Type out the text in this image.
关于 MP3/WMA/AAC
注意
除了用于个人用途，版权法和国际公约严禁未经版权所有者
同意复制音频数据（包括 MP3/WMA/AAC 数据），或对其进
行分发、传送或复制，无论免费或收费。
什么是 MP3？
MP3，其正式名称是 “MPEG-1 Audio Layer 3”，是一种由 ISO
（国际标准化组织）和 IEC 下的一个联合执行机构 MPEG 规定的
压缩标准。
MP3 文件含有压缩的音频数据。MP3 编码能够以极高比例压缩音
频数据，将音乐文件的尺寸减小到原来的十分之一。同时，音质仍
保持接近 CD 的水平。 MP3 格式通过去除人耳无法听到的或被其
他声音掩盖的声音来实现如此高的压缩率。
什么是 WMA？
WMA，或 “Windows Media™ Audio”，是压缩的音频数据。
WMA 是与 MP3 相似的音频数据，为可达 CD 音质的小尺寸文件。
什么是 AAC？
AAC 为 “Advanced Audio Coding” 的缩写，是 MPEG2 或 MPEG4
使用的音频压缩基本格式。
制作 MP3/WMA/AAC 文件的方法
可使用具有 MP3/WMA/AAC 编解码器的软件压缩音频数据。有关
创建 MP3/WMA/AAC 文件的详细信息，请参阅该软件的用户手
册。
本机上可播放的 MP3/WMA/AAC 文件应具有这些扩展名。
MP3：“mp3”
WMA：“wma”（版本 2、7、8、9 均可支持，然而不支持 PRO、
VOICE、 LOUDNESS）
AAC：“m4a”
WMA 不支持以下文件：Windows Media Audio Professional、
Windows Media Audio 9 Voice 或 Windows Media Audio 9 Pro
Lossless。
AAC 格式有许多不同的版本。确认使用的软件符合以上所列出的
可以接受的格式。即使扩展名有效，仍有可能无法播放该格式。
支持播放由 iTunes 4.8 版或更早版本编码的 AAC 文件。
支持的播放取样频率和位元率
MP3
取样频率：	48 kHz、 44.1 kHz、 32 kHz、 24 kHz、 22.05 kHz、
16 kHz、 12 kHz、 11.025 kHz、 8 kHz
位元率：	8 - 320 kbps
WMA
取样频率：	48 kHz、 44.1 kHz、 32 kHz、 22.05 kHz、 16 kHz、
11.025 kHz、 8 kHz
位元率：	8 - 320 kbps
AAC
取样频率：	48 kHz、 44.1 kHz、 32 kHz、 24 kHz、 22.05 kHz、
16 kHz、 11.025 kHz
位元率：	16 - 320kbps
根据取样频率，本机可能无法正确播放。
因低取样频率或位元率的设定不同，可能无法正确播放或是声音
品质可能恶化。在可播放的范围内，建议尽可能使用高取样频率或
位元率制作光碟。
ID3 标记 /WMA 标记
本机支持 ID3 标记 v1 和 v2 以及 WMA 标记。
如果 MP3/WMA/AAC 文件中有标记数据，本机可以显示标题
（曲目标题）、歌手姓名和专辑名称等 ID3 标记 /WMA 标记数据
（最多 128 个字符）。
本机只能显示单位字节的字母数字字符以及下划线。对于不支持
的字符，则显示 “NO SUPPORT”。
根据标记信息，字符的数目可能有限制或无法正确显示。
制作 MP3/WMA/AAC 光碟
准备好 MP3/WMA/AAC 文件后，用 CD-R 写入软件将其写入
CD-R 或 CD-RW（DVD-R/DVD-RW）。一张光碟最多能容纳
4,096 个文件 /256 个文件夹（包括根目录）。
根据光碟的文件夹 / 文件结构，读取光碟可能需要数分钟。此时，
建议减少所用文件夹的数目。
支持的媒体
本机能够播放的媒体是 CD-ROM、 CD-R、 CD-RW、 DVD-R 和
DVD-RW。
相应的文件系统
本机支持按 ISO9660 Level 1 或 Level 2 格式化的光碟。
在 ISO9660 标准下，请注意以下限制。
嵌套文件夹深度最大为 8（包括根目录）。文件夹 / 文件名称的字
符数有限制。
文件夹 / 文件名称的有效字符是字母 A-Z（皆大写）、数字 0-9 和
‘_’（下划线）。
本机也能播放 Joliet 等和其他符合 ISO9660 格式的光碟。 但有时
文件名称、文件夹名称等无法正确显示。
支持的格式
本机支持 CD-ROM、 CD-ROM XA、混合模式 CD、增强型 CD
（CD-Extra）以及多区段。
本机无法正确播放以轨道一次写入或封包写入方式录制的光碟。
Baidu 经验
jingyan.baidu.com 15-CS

--------------------------------------------------

• **EXERCISE**
Reproduce the entries above exactly.

• **COMPLETE OUTPUT**
Type out the text in this image.
关于 MP3/WMA/AAC
注意
除了用于个人用途，版权法和国际公约严禁未经版权所有者
同意复制音频数据（包括 MP3/WMA/AAC 数据），或对其进
行分发、传送或复制，无论免费或收费。
什么是 MP3？
MP3，其正式名称是 “MPEG-1 Audio Layer 3”，是一种由 ISO
（国际标准化组织）和 IEC 下的一个联合执行机构 MPEG 规定的
压缩标准。
MP3 文件含有压缩的音频数据。MP3 编码能够以极高比例压缩音
频数据，将音乐文件的尺寸减小到原来的十分之一。同时，音质仍
保持接近 CD 的水平。 MP3 格式通过去除人耳无法听到的或被其
他声音掩盖的声音来实现如此高的压缩率。
什么是 WMA？
WMA，或 “Windows Media™ Audio”，是压缩的音频数据。
WMA 是与 MP3 相似的音频数据，为可达 CD 音质的小尺寸文件。
什么是 AAC？
AAC 为 “Advanced Audio Coding” 的缩写，是 MPEG2 或 MPEG4
使用的音频压缩基本格式。
制作 MP3/WMA/AAC 文件的方法
可使用具有 MP3/WMA/AAC 编解码器的软件压缩音频数据。有关
创建 MP3/WMA/AAC 文件的详细信息，请参阅该软件的用户手
册。
本机上可播放的 MP3/WMA/AAC 文件应具有这些扩展名。
MP3：“mp3”
WMA：“wma”（版本 2、7、8、9 均可支持，然而不支持 PRO、
VOICE、 LOUDNESS）
AAC：“m4a”
WMA 不支持以下文件：Windows Media Audio Professional、
Windows Media Audio 9 Voice 或 Windows Media Audio 9 Pro
Lossless。
AAC 格式有许多不同的版本。确认使用的软件符合以上所列出的
可以接受的格式。即使扩展名有效，仍有可能无法播放该格式。
支持播放由 iTunes 4.8 版或更早版本编码的 AAC 文件。
支持的播放取样频率和位元率
MP3
取样频率：	48 kHz、 44.1 kHz、 32 kHz、 24 kHz、 22.05 kHz、
16 kHz、 12 kHz、 11.025 kHz、 8 kHz
位元率：	8 - 320 kbps
WMA
取样频率：	48 kHz、 44.1 kHz、 32 kHz、 22.05 kHz、 16 kHz、
11.025 kHz、 8 kHz
位元率：	8 - 320 kbps
AAC
取样频率：	48 kHz、 44.1 kHz、 32 kHz、 24 kHz、 22.05 kHz、
16 kHz、 11.025 kHz
位元率：	16 - 320kbps
根据取样频率，本机可能无法正确播放。
因低取样频率或位元率的设定不同，可能无法正确播放或是声音
品质可能恶化。在可播放的范围内，建议尽可能使用高取样频率或
位元率制作光碟。
ID3 标记 /WMA 标记
本机支持 ID3 标记 v1 和 v2 以及 WMA 标记。
如果 MP3/WMA/AAC 文件中有标记数据，本机可以显示标题
（曲目标题）、歌手姓名和专辑名称等 ID3 标记 /WMA 标记数据
（最多 128 个字符）。
本机只能显示单位字节的字母数字字符以及下划线。对于不支持
的字符，则显示 “NO SUPPORT”。
根据标记信息，字符的数目可能有限制或无法正确显示。
制作 MP3/WMA/AAC 光碟
准备好 MP3/WMA/AAC 文件后，用 CD-R 写入软件将其写入
CD-R 或 CD-RW（DVD-R/DVD-RW）。一张光碟最多能容纳
4,096 个文件 /256 个文件夹（包括根目录）。
根据光碟的文件夹 / 文件结构，读取光碟可能需要数分钟。此时，
建议减少所用文件夹的数目。
支持的媒体
本机能够播放的媒体是 CD-ROM、 CD-R、 CD-RW、 DVD-R 和
DVD-RW。
相应的文件系统
本机支持按 ISO9660 Level 1 或 Level 2 格式化的光碟。
在 ISO9660 标准下，请注意以下限制。
嵌套文件夹深度最大为 8（包括根目录）。文件夹 / 文件名称的字
符数有限制。
文件夹 / 文件名称的有效字符是字母 A-Z（皆大写）、数字 0-9 和
‘_’（下划线）。
本机也能播放 Joliet 等和其他符合 ISO9660 格式的光碟。 但有时
文件名称、文件夹名称等无法正确显示。
支持的格式
本机支持 CD-ROM、 CD-ROM XA、混合模式 CD、增强型 CD
（CD-Extra）以及多区段。
本机无法正确播放以轨道一次写入或封包写入方式录制的光碟。
Baidu 经验
jingyan.baidu.com 15-CS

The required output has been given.